→ GIVEN TASK
Omit the images, then output each of the records below exactly.

→ PROVIDED RECORDS
□ □ □ □ □
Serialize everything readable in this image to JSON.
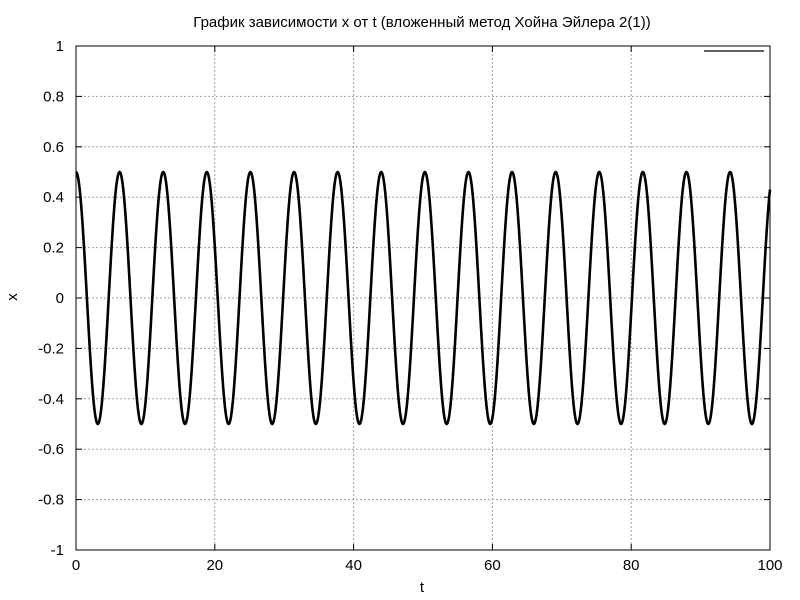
{
  "chart_data": {
    "type": "line",
    "title": "График зависимости x от t (вложенный метод Хойна Эйлера 2(1))",
    "xlabel": "t",
    "ylabel": "x",
    "xlim": [
      0,
      100
    ],
    "ylim": [
      -1,
      1
    ],
    "xticks": [
      0,
      20,
      40,
      60,
      80,
      100
    ],
    "yticks": [
      -1,
      -0.8,
      -0.6,
      -0.4,
      -0.2,
      0,
      0.2,
      0.4,
      0.6,
      0.8,
      1
    ],
    "xtick_labels": [
      "0",
      "20",
      "40",
      "60",
      "80",
      "100"
    ],
    "ytick_labels": [
      "-1",
      "-0.8",
      "-0.6",
      "-0.4",
      "-0.2",
      "0",
      "0.2",
      "0.4",
      "0.6",
      "0.8",
      "1"
    ],
    "grid": true,
    "legend": {
      "placement": "top-right",
      "entries": [
        {
          "name": "",
          "color": "#000000"
        }
      ]
    },
    "series": [
      {
        "color": "#000000",
        "x": [
          0,
          3.14,
          6.28,
          9.42,
          12.57,
          15.71,
          18.85,
          21.99,
          25.13,
          28.27,
          31.42,
          34.56,
          37.7,
          40.84,
          43.98,
          47.12,
          50.27,
          53.41,
          56.55,
          59.69,
          62.83,
          65.97,
          69.12,
          72.26,
          75.4,
          78.54,
          81.68,
          84.82,
          87.96,
          91.11,
          94.25,
          97.39,
          100
        ],
        "y": [
          0.5,
          -0.5,
          0.5,
          -0.5,
          0.5,
          -0.5,
          0.5,
          -0.5,
          0.5,
          -0.5,
          0.5,
          -0.5,
          0.5,
          -0.5,
          0.5,
          -0.5,
          0.5,
          -0.5,
          0.5,
          -0.5,
          0.5,
          -0.5,
          0.5,
          -0.5,
          0.5,
          -0.5,
          0.5,
          -0.5,
          0.5,
          -0.5,
          0.5,
          -0.5,
          0.43
        ]
      }
    ]
  }
}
□ □ □ □ □
→ FINISHED EXERCISE
Serialize everything readable in this image to JSON.
{
  "chart_data": {
    "type": "line",
    "title": "График зависимости x от t (вложенный метод Хойна Эйлера 2(1))",
    "xlabel": "t",
    "ylabel": "x",
    "xlim": [
      0,
      100
    ],
    "ylim": [
      -1,
      1
    ],
    "xticks": [
      0,
      20,
      40,
      60,
      80,
      100
    ],
    "yticks": [
      -1,
      -0.8,
      -0.6,
      -0.4,
      -0.2,
      0,
      0.2,
      0.4,
      0.6,
      0.8,
      1
    ],
    "xtick_labels": [
      "0",
      "20",
      "40",
      "60",
      "80",
      "100"
    ],
    "ytick_labels": [
      "-1",
      "-0.8",
      "-0.6",
      "-0.4",
      "-0.2",
      "0",
      "0.2",
      "0.4",
      "0.6",
      "0.8",
      "1"
    ],
    "grid": true,
    "legend": {
      "placement": "top-right",
      "entries": [
        {
          "name": "",
          "color": "#000000"
        }
      ]
    },
    "series": [
      {
        "color": "#000000",
        "x": [
          0,
          3.14,
          6.28,
          9.42,
          12.57,
          15.71,
          18.85,
          21.99,
          25.13,
          28.27,
          31.42,
          34.56,
          37.7,
          40.84,
          43.98,
          47.12,
          50.27,
          53.41,
          56.55,
          59.69,
          62.83,
          65.97,
          69.12,
          72.26,
          75.4,
          78.54,
          81.68,
          84.82,
          87.96,
          91.11,
          94.25,
          97.39,
          100
        ],
        "y": [
          0.5,
          -0.5,
          0.5,
          -0.5,
          0.5,
          -0.5,
          0.5,
          -0.5,
          0.5,
          -0.5,
          0.5,
          -0.5,
          0.5,
          -0.5,
          0.5,
          -0.5,
          0.5,
          -0.5,
          0.5,
          -0.5,
          0.5,
          -0.5,
          0.5,
          -0.5,
          0.5,
          -0.5,
          0.5,
          -0.5,
          0.5,
          -0.5,
          0.5,
          -0.5,
          0.43
        ]
      }
    ]
  }
}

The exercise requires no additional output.